* PAGE TEXT
Translation (AQA A-Level Biology): Revision Notes
Translation
Translation is the second stage of protein synthesis, following transcription. During this process, the genetic information carried by codons on messenger RNA (mRNA) is converted into a sequence of amino acids to form a polypeptide.
It takes place on the ribosomes in the cytoplasm. In eukaryotic cells, the mRNA leaves the nucleus through a nuclear pore and attaches to a ribosome. The order of bases on the mRNA determines the order in which amino acids are joined together, producing a specific protein.
Transfer RNA structure and function
Transfer RNA (tRNA) molecules are essential components of translation. There are approximately 60 different types of tRNA in cells. Each tRNA molecule has two key features:
- A specific anticodon - a three-base sequence that is complementary to a particular codon on mRNA
- An amino acid attachment site - where a specific amino acid binds to the tRNA
Each amino acid has one or more corresponding tRNA molecules. The tRNA's anticodon determines which amino acid it will carry, ensuring the correct amino acid is delivered to match each codon during translation.

* GIVEN DATA
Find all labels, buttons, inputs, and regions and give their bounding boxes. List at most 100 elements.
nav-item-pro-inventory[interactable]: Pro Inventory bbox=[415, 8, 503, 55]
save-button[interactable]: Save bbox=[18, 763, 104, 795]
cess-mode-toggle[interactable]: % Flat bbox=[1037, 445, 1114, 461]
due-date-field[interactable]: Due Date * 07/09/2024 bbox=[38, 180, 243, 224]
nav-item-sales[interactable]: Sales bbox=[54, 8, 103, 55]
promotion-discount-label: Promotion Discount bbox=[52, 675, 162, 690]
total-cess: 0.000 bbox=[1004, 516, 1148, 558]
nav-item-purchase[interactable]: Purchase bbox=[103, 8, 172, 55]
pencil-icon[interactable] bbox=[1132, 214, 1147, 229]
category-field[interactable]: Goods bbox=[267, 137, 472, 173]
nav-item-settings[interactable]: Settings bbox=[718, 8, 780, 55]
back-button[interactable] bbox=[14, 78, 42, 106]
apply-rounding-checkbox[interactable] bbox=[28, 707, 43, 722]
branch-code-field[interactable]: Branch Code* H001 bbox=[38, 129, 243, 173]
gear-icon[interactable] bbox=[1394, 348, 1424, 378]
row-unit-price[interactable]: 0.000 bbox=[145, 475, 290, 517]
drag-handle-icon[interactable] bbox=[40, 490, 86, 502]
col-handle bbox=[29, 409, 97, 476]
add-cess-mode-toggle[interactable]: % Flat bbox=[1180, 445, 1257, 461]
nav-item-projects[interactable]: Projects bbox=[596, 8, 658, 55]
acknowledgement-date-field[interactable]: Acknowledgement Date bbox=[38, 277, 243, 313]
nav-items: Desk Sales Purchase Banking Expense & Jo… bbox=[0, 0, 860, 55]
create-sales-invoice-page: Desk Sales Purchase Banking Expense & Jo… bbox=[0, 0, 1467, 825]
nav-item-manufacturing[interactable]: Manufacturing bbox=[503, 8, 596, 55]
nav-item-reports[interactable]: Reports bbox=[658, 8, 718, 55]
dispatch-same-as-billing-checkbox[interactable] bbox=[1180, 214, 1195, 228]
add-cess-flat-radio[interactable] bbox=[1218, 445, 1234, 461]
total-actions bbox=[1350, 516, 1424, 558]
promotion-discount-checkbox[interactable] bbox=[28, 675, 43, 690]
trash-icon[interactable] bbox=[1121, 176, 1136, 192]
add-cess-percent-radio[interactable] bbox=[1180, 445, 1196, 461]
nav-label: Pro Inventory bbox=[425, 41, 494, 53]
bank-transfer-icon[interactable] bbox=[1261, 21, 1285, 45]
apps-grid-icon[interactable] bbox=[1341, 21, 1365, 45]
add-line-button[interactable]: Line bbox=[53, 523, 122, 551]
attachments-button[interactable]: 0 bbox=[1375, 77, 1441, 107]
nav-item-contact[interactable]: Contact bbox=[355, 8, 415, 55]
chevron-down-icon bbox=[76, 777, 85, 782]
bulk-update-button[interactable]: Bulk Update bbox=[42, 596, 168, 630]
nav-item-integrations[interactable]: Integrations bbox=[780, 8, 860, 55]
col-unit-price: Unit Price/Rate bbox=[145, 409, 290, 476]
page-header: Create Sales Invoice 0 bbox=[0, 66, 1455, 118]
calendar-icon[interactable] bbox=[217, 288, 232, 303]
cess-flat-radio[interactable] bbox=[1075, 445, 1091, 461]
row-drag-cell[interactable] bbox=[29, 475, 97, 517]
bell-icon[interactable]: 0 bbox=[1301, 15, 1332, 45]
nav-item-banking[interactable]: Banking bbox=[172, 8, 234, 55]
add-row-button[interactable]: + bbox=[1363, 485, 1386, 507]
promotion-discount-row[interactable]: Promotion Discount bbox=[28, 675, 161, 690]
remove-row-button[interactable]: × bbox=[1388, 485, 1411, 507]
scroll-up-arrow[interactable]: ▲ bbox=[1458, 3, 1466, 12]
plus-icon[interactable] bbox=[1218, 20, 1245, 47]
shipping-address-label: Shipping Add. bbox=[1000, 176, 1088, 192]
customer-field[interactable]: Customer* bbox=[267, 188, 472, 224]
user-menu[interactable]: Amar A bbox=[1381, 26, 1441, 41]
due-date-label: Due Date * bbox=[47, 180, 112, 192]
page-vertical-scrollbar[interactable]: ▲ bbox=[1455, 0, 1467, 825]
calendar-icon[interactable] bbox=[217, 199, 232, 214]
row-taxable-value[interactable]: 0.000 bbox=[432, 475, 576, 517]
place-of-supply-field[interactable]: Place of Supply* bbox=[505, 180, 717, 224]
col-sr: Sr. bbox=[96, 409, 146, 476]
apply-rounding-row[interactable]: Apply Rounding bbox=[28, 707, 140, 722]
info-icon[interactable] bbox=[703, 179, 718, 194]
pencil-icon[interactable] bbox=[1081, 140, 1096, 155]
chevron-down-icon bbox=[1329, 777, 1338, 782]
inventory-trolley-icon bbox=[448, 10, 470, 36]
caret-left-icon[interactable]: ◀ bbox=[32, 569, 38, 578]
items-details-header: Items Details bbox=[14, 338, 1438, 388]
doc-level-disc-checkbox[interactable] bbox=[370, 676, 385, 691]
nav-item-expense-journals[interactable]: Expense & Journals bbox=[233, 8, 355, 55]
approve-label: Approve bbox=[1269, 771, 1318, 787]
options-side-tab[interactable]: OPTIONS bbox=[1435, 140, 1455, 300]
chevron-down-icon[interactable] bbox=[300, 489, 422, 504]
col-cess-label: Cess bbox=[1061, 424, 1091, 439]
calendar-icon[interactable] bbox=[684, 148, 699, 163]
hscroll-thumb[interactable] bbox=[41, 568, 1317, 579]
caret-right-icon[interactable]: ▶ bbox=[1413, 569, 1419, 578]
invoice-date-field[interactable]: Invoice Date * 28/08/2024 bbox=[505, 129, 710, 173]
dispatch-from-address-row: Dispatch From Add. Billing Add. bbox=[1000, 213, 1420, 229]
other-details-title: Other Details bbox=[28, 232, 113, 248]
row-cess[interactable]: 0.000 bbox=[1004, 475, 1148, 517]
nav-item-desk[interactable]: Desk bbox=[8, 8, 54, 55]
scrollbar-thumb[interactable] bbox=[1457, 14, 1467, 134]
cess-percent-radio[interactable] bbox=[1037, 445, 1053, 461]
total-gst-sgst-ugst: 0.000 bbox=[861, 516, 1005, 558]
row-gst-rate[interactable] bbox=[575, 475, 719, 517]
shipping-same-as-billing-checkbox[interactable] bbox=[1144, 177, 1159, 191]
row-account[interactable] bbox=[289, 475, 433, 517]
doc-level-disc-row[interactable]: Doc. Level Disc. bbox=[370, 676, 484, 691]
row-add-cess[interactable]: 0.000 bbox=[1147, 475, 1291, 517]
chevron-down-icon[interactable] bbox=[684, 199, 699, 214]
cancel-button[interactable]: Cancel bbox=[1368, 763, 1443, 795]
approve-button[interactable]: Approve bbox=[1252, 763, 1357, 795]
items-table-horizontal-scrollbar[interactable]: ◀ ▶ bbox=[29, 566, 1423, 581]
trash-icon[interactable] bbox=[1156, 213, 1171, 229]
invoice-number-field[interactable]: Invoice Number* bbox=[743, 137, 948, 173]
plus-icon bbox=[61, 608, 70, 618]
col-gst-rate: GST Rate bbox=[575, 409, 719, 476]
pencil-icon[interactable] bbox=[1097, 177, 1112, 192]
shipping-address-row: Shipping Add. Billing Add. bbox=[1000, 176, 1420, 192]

* THINGS TO DO
A. List every part of the cell that the revision notes on translation name.
B. Continue the revision notes on translation from the point where they end.

* OUTPUTS FOR THE TASKS
A. Ribosomes, cytoplasm, nucleus, nuclear pore

B.
The specificity of tRNA molecules is crucial for accurate protein synthesis. Each tRNA can only carry one type of amino acid, and its anticodon ensures it pairs with the correct mRNA codon. This one-to-one correspondence prevents errors in the amino acid sequence of the final protein.
Key terms
- Codon – a sequence of three mRNA bases that codes for a specific amino acid.
- Triplet – a sequence of three DNA bases that codes for a specific amino acid.
- Anticodon – a sequence of three tRNA bases that is complementary to a codon on the mRNA.
- tRNA (transfer RNA) – a small RNA molecule that carries a specific amino acid to the ribosome.
- rRNA (ribosomal RNA) – forms part of the ribosome and helps catalyse the formation of peptide bonds.
The translation process
Translation begins when mRNA exits the nucleus and encounters a ribosome in the cytoplasm. The ribosome consists of two subunits (small and large) that work together to facilitate polypeptide synthesis.
1. Attachment of mRNA to a Ribosome
- Once mRNA leaves the nucleus through a nuclear pore, it binds to a ribosome in the cytoplasm.
- The ribosome attaches to the start codon on the mRNA, which signals where translation is to begin.
- The ribosome moves along the mRNA, reading the base sequence three bases at a time (one codon).
2. Binding of tRNA molecules
- Each transfer RNA (tRNA) molecule carries a specific amino acid and has an anticodon that is complementary to a codon on the mRNA.
- The anticodon–codon base pairing ensures that the correct amino acid is added in the correct sequence.
- As the ribosome reads each codon, the corresponding tRNA molecule binds to it by complementary base pairing.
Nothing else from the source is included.